__Goal of the exercise__: Go through the material below and copy each line where the word "this" appears.

########################################

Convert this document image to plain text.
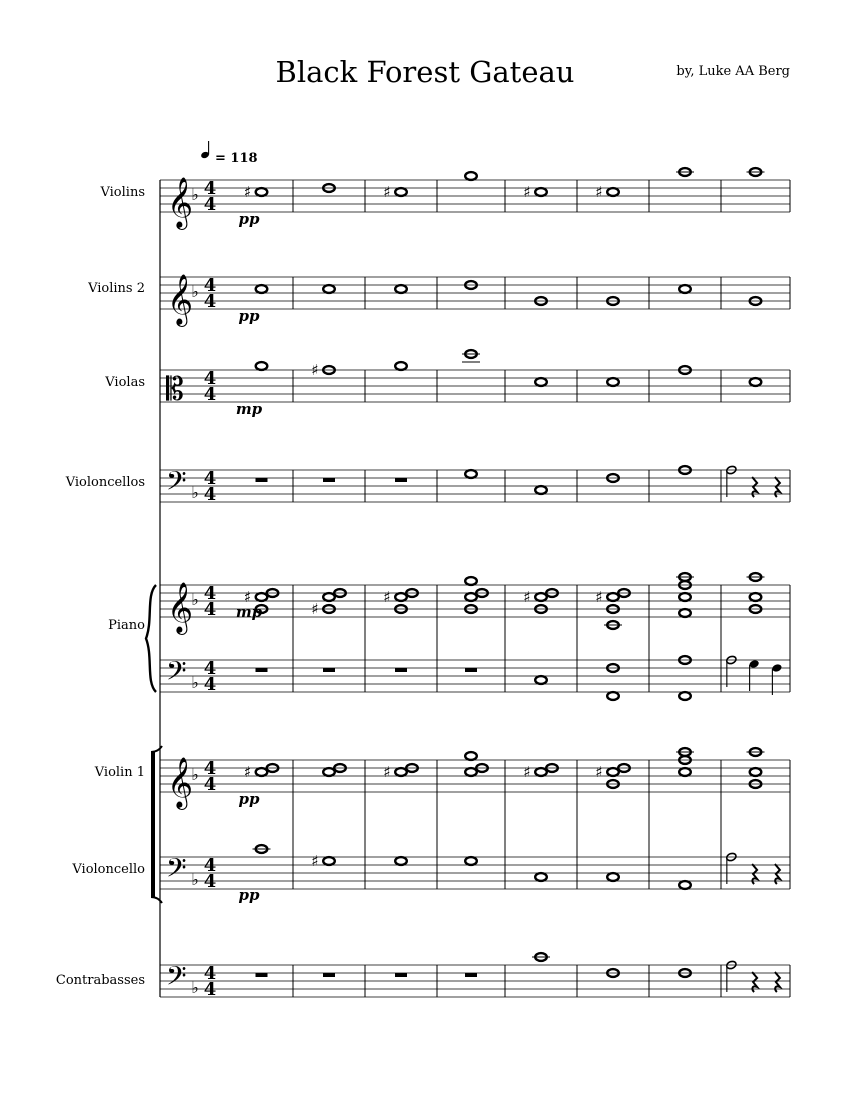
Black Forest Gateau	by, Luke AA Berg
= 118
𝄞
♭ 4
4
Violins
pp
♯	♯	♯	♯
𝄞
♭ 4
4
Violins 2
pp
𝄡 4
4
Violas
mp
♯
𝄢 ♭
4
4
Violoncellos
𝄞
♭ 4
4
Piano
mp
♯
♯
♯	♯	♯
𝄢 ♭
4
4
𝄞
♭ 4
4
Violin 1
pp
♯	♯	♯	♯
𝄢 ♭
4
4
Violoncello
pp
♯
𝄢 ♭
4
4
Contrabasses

########################################

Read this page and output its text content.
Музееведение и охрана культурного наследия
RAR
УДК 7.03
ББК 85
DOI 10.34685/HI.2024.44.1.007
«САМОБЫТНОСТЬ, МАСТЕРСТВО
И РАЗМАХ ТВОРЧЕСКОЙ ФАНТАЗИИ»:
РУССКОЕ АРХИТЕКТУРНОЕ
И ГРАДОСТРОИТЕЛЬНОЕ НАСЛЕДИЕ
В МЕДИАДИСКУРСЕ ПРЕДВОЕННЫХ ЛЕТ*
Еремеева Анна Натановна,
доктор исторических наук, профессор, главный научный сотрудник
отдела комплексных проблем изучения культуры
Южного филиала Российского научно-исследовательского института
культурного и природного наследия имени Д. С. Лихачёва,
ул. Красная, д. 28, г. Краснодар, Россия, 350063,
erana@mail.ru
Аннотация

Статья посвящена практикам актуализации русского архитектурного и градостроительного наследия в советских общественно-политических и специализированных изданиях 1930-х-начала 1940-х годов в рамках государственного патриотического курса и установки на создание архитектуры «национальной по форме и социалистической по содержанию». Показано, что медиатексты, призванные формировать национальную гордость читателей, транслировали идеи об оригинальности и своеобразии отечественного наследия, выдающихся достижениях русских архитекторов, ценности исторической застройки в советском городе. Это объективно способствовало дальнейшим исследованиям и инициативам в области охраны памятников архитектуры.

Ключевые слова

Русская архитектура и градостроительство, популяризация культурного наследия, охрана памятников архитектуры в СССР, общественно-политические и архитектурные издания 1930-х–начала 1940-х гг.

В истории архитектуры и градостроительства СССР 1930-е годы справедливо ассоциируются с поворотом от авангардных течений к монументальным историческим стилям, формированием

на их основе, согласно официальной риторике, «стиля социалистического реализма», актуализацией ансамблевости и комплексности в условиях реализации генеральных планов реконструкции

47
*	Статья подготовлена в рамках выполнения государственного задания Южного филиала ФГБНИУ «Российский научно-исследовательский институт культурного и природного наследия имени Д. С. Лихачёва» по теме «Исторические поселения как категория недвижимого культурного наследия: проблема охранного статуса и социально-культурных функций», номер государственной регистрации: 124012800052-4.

########################################

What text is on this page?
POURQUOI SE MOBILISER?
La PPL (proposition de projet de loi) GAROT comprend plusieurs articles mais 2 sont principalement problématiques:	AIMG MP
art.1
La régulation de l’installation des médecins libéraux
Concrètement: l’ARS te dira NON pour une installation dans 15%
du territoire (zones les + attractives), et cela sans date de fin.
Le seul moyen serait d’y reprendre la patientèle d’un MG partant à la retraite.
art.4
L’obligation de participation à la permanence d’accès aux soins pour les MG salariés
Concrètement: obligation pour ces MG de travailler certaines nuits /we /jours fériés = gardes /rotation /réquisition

########################################

__Problem solution__:
Convert this document image to plain text.
Read this page and output its text content.
What text is on this page?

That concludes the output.